* Excerto
MONTE DE SANTO OVÍDIO
Era
uma pequena fortaleza do tamanho de Sabroso, num outeiro isolado e abrupto pelo
lado poente. Passa-lhe nas fraldas o ribeiro de Cavaleiros, que toma diferentes
nomes conforme os lugares que atravessa e, reunido já ao Calvelos, tem, quando
passa na ponte sobre a estrada para Guimarães, o nome de rio Bouças. A capela
de Santo Ovídio, com a sua escadaria e patamares, tem desfigurado um pouco o
outeiro. A única coisa que vi de antigo foram pequenas covinhas nas lajes, e
aqui e ali vestígios raros de alicerces de construções. Mas os achados quando
se fizeram as obras foram importantes.
1º
No largo que precede o lanço de escadaria que leva ao alto da capela, à
esquerda apareceram mós de mão e telha romana; à direita, e já ao lado do
primeiro lanço de escadas, parapeitos de pedra, grande porção de balas de
pedra, carvão, tijolo, muitos fragmentos de barro preto.

* Enunciado 1
Reproduza, sem qualquer alteração, as linhas dos registos desde a primeira até à linha que contém "book-icon bbox=[1240, 20, 1262, 42]", incluindo ambas.

* Dados da tarefa
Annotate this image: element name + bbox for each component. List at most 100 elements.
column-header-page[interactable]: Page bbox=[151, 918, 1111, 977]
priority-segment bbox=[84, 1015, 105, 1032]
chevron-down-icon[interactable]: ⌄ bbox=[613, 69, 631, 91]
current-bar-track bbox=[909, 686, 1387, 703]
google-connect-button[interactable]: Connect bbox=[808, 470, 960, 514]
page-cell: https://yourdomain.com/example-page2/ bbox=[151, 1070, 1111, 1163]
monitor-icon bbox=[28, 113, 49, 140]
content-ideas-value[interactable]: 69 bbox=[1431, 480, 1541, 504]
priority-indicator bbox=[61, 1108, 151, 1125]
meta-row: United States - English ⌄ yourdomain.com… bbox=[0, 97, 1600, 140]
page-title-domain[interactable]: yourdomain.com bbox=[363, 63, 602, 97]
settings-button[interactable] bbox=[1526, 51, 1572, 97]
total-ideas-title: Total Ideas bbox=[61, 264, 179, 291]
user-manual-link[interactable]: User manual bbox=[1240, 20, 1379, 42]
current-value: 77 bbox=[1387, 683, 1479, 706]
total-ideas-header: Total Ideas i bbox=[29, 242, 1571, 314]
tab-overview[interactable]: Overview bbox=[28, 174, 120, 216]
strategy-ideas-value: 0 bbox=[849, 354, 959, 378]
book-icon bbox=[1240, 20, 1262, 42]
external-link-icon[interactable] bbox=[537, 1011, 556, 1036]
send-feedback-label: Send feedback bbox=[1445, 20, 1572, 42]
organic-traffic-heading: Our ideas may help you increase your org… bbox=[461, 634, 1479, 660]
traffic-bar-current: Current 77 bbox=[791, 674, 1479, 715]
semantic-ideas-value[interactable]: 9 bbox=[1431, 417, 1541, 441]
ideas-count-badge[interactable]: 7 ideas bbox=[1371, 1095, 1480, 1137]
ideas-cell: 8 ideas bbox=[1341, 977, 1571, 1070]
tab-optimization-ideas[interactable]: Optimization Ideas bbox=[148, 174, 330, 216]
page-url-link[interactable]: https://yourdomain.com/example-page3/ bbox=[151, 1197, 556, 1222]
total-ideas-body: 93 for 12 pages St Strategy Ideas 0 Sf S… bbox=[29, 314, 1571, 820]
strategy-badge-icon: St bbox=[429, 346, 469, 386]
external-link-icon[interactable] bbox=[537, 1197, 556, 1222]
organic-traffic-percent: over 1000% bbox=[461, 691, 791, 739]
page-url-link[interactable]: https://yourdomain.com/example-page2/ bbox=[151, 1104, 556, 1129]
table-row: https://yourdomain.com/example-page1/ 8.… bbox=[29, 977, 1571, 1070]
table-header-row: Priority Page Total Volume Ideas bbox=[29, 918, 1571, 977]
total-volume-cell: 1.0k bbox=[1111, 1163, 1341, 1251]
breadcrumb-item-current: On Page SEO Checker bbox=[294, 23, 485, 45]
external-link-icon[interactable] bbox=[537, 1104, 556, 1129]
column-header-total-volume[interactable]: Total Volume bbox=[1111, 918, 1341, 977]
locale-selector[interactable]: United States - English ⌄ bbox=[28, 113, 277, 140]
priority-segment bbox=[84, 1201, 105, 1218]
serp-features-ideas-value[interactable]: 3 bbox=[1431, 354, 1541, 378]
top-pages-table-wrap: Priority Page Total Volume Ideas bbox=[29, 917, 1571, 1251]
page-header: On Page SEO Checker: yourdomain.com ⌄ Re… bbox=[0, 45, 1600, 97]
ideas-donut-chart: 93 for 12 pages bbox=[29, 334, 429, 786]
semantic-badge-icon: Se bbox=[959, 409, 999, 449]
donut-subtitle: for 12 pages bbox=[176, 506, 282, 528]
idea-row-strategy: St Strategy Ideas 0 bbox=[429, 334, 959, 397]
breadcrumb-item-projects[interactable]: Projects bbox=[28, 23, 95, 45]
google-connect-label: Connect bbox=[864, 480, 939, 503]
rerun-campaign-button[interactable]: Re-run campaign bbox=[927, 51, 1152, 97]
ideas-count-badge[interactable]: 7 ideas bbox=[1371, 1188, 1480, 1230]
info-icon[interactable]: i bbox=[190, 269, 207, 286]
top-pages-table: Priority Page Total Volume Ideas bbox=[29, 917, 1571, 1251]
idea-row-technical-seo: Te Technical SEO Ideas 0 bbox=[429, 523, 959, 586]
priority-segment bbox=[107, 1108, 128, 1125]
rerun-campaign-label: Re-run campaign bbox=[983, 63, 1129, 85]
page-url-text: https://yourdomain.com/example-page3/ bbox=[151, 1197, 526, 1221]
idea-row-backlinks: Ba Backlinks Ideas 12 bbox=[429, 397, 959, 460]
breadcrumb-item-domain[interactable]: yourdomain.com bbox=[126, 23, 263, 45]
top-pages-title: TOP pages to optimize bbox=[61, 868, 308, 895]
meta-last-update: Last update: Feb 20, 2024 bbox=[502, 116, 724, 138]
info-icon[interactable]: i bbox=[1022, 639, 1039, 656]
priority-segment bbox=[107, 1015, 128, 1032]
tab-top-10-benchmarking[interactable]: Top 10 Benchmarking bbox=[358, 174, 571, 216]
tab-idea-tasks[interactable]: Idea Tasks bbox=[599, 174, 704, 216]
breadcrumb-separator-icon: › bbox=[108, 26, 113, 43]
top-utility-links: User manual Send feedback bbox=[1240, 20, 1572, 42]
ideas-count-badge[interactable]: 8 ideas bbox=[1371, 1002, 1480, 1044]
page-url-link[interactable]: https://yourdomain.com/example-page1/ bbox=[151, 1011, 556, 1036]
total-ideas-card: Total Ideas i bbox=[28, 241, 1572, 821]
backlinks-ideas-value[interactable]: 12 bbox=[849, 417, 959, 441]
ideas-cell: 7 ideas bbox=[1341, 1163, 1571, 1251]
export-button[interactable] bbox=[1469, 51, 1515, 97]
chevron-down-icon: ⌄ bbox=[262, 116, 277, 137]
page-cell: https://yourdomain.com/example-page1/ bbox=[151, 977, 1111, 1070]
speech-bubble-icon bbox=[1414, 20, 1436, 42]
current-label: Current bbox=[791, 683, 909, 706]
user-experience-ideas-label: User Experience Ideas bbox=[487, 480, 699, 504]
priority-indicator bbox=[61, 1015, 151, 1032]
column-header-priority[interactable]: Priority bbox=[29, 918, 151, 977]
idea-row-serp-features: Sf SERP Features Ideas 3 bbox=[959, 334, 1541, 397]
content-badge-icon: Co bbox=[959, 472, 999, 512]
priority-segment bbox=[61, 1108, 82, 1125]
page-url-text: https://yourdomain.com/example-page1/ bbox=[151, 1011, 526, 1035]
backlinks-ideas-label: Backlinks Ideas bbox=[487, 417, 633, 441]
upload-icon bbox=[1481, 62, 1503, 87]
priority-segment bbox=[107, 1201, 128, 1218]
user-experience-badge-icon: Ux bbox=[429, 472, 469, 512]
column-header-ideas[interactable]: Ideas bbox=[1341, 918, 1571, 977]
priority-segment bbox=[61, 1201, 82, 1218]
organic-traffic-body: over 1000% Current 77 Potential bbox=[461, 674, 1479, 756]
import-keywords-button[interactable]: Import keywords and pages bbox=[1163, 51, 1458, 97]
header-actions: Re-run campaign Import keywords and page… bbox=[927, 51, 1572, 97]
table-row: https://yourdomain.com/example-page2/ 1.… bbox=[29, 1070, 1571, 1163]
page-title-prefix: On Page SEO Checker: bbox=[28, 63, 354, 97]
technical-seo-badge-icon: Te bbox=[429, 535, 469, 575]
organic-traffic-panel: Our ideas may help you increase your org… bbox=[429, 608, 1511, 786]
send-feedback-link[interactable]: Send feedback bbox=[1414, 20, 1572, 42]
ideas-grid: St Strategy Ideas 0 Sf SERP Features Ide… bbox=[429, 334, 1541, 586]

* Enunciado 2
Segundo o excerto sobre o Monte de Santo Ovídio, que nome tem o ribeiro de Cavaleiros quando passa na ponte sobre a estrada para Guimarães?

* Resposta 1
Annotate this image: element name + bbox for each component. List at most 100 elements.
column-header-page[interactable]: Page bbox=[151, 918, 1111, 977]
priority-segment bbox=[84, 1015, 105, 1032]
chevron-down-icon[interactable]: ⌄ bbox=[613, 69, 631, 91]
current-bar-track bbox=[909, 686, 1387, 703]
google-connect-button[interactable]: Connect bbox=[808, 470, 960, 514]
page-cell: https://yourdomain.com/example-page2/ bbox=[151, 1070, 1111, 1163]
monitor-icon bbox=[28, 113, 49, 140]
content-ideas-value[interactable]: 69 bbox=[1431, 480, 1541, 504]
priority-indicator bbox=[61, 1108, 151, 1125]
meta-row: United States - English ⌄ yourdomain.com… bbox=[0, 97, 1600, 140]
page-title-domain[interactable]: yourdomain.com bbox=[363, 63, 602, 97]
settings-button[interactable] bbox=[1526, 51, 1572, 97]
total-ideas-title: Total Ideas bbox=[61, 264, 179, 291]
user-manual-link[interactable]: User manual bbox=[1240, 20, 1379, 42]
current-value: 77 bbox=[1387, 683, 1479, 706]
total-ideas-header: Total Ideas i bbox=[29, 242, 1571, 314]
tab-overview[interactable]: Overview bbox=[28, 174, 120, 216]
strategy-ideas-value: 0 bbox=[849, 354, 959, 378]
book-icon bbox=[1240, 20, 1262, 42]

* Resposta 2
Tem o nome de rio Bouças.